#### Records provided:
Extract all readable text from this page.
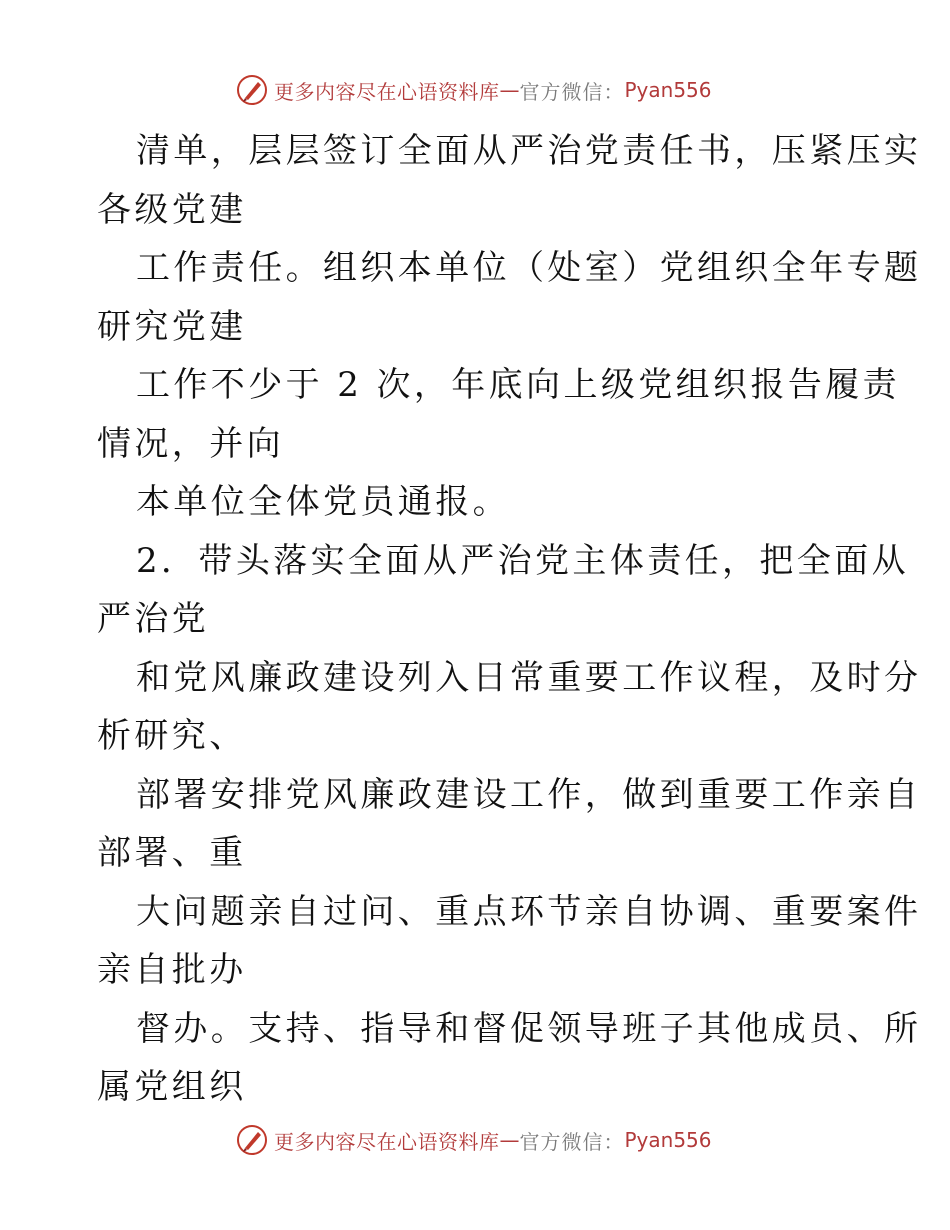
更多内容尽在心语资料库 — 官方微信： Pyan556
清单，层层签订全面从严治党责任书，压紧压实
各级党建
工作责任。组织本单位（处室）党组织全年专题
研究党建
工作不少于 2 次，年底向上级党组织报告履责
情况，并向
本单位全体党员通报。
2．带头落实全面从严治党主体责任，把全面从
严治党
和党风廉政建设列入日常重要工作议程，及时分
析研究、
部署安排党风廉政建设工作，做到重要工作亲自
部署、重
大问题亲自过问、重点环节亲自协调、重要案件
亲自批办
督办。支持、指导和督促领导班子其他成员、所
属党组织
更多内容尽在心语资料库 — 官方微信： Pyan556
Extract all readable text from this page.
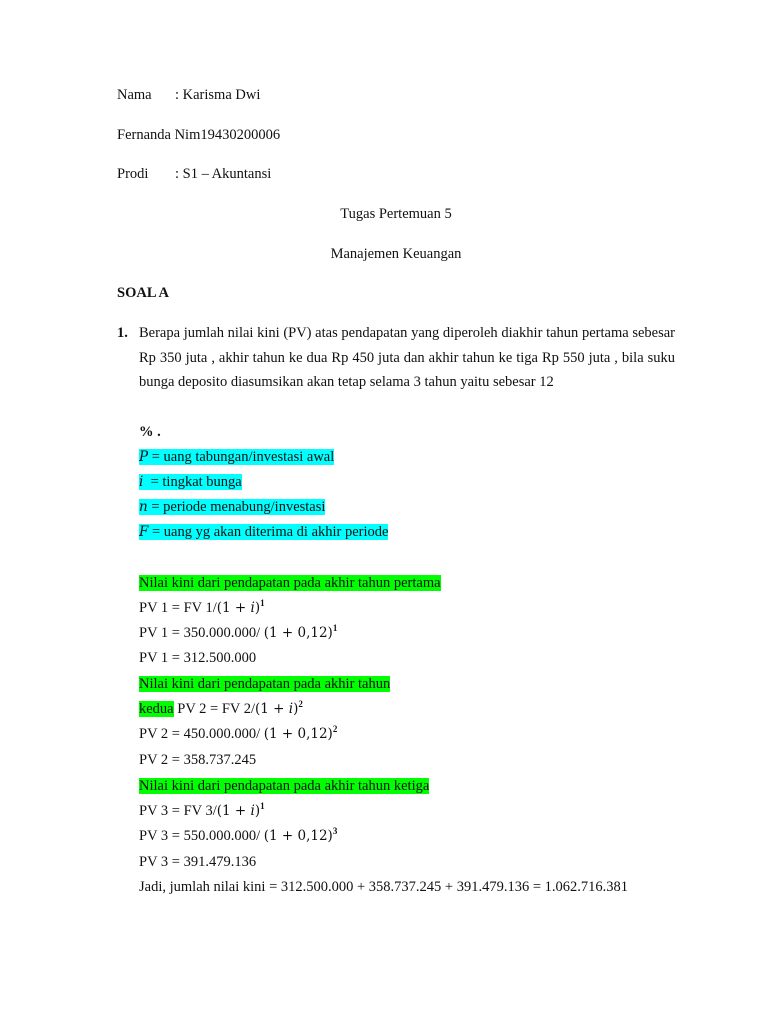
Nama : Karisma Dwi
Fernanda Nim19430200006
Prodi : S1 – Akuntansi
Tugas Pertemuan 5
Manajemen Keuangan
SOAL A
1. Berapa jumlah nilai kini (PV) atas pendapatan yang diperoleh diakhir tahun pertama sebesar Rp 350 juta , akhir tahun ke dua Rp 450 juta dan akhir tahun ke tiga Rp 550 juta , bila suku bunga deposito diasumsikan akan tetap selama 3 tahun yaitu sebesar 12
% .
P = uang tabungan/investasi awal
i  = tingkat bunga
n = periode menabung/investasi
F = uang yg akan diterima di akhir periode
Nilai kini dari pendapatan pada akhir tahun pertama
PV 1 = FV $1/(1 + i)^1$
PV 1 = 350.000.000/ $(1 + 0,12)^1$
PV 1 = 312.500.000
Nilai kini dari pendapatan pada akhir tahun
kedua PV 2 = FV $2/(1 + i)^2$
PV 2 = 450.000.000/ $(1 + 0,12)^2$
PV 2 = 358.737.245
Nilai kini dari pendapatan pada akhir tahun ketiga
PV 3 = FV $3/(1 + i)^1$
PV 3 = 550.000.000/ $(1 + 0,12)^3$
PV 3 = 391.479.136
Jadi, jumlah nilai kini = 312.500.000 + 358.737.245 + 391.479.136 = 1.062.716.381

#### Problem statement:
Find the lines of the material that hold the word "dari" and report their count alone.

#### The output:
3